- QUOTED PASSAGE:
Our third finding was that the lower the BMI, the lower the likelihood of using the Internet or games. This result indicates that obese middle school students are more likely to use the Internet or games than underweight ones. Supporting this, Canan et al. [39] examined the association between BMI and Internet addiction among Turkish adolescents and found a positive correlation. Meanwhile, Mitchell et al. [40] explored the association between screen time and BMI among adolescents. They found that a longer screen time is associated with increased BMI. These results are partially consistent with our results. These insights can be used to explain the relationship between sedentary behavior and obesity among adolescents. For instance, Stamatakis et al. [41] found that adolescents’ TV viewing duration is highly correlated with their BMI and waist circumference. This correlation highlights the broader implications of a sedentary lifestyle, which is associated with various adverse health effects, including elevated all-cause mortality; CVD mortality; cancer risk; risks for metabolic diseases such as DM, HTN, and dyslipidemia; and musculoskeletal diseases such as knee pain and osteoporosis [42]. In summary, obese adolescents are adopting sedentary behaviors. This sedentary behavior is more likely to lead to internet use, TV watching, and game participation than physical activity, which can lead to health problems such as cancer and metabolic diseases. Overall, these findings suggest that the use of the Internet or games is higher among obese students than among underweight students, which can negatively impact their health.

- Document layout analysis data:
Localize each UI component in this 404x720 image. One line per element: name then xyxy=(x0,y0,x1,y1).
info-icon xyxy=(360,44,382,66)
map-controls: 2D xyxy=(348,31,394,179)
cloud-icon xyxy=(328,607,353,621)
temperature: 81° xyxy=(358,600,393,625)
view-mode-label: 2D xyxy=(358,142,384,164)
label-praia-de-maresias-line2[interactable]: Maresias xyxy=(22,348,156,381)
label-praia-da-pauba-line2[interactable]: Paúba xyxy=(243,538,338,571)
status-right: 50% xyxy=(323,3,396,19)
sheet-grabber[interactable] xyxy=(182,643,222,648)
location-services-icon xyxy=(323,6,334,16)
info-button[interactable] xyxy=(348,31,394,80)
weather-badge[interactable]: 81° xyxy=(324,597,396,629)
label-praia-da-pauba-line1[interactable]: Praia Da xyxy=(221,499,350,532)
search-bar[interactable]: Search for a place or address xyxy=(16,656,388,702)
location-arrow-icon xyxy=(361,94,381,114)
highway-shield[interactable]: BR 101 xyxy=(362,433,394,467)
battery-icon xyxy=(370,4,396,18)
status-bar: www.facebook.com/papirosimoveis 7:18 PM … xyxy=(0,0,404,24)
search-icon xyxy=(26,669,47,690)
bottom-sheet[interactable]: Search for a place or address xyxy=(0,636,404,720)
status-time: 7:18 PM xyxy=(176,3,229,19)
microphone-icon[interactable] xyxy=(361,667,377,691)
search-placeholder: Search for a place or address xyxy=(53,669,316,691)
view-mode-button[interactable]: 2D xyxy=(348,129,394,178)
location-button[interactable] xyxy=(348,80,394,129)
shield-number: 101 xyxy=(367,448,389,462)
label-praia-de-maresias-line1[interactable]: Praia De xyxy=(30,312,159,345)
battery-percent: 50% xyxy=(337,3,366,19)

- WHAT YOU WILL DO:
1. Decide whether each statement agrees with the passage on BMI and Internet use, answering yes or no and quoting the words of the passage that settle it: (a) Canan et al. found a positive correlation between BMI and Internet addiction among Turkish adolescents; (b) Mitchell et al. found that longer screen time is associated with decreased BMI; (c) Stamatakis et al. linked adolescents' video game playing to their BMI.
2. Write the next part of the passage on BMI and Internet use, picking up after its final sentence.
The items come from a separate source.

- ANSWERS BELOW:
1.
(a) Yes: "examined the association between BMI and Internet addiction among Turkish adolescents and found a positive correlation"
(b) No: "They found that a longer screen time is associated with increased BMI."
(c) No: "adolescents’ TV viewing duration is highly correlated with their BMI and waist circumference"

2.
4.2. Practical Implications

As stated earlier, the 2020 WHO recommends that adolescents engage in an average of 60 min of moderate-to-vigorous physical activity daily [3]. However, studies have shown that the participation of adolescents in moderate-intensity physical activity decreases with age [4,8,9]. Meanwhile, our results show that 28% of adolescents do not participate in moderate-intensity physical activity even once a week, and 32% participate only once or twice a week. This decline in physical activity is concerning, as it indicates a gradual progression toward obesity [43]. Consequently, policies and efforts are required to encourage moderate-intensity physical activity among Korean adolescents [44]. Furthermore, it is necessary to move away from traditional methods of physical education and develop engaging physical activity programs.
School sports in Korea tend to include only familiar ball sports, such as soccer, basketball, and volleyball. This emphasis has led to criticism that physical education classes are limited to modern sports [45]. This repetition of modern sports can lead to boredom and fatigue among students and reduce their motivation to participate [46]. Therefore, programs must be developed for different sports to encourage adolescents to participate in physical activities, as positive experiences with diverse physical activities can lead to lifelong sports participation. In other words, outdoor sports should be considered a viable solution to the problem of traditional physical education methods, which could otherwise lead to a crisis in the field.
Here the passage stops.